- Your instructions -
Copy all lines holding the word "espacio" from the entries.
━━━━━━━━
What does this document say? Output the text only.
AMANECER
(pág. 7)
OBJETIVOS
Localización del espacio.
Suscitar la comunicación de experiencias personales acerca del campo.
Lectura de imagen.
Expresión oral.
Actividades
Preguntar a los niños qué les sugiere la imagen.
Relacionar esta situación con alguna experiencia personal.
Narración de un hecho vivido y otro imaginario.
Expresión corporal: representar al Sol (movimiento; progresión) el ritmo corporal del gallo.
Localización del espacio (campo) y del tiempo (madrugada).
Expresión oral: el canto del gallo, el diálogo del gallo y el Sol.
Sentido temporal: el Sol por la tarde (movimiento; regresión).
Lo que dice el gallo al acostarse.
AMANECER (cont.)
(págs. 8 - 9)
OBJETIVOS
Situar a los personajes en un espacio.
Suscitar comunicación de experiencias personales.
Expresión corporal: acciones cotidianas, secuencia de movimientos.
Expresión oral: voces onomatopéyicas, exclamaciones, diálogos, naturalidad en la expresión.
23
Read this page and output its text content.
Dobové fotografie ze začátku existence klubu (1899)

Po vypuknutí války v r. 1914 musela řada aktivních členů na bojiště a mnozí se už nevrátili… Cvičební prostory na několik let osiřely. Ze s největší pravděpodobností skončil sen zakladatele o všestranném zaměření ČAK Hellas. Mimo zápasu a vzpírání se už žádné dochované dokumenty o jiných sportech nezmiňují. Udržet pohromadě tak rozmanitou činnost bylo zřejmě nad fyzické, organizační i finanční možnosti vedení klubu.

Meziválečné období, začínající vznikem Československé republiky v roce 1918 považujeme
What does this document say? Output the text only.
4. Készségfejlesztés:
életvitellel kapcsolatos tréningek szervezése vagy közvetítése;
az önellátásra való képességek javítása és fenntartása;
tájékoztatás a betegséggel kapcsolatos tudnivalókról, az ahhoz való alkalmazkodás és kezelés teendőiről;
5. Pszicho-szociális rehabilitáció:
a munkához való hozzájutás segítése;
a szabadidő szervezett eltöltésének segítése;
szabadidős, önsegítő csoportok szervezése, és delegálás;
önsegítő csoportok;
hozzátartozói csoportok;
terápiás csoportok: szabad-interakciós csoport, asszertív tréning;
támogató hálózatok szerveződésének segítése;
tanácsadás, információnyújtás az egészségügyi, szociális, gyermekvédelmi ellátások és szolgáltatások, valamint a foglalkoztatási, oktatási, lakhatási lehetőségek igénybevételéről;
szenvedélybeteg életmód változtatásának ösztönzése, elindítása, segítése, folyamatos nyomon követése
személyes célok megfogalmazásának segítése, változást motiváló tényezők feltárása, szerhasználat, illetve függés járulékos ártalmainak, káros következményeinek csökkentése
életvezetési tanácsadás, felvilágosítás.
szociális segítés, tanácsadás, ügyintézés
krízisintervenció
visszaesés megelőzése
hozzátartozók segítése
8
━━━━━━━━
- Expected answer -
Localización del espacio.
Localización del espacio (campo) y del tiempo (madrugada).
Situar a los personajes en un espacio.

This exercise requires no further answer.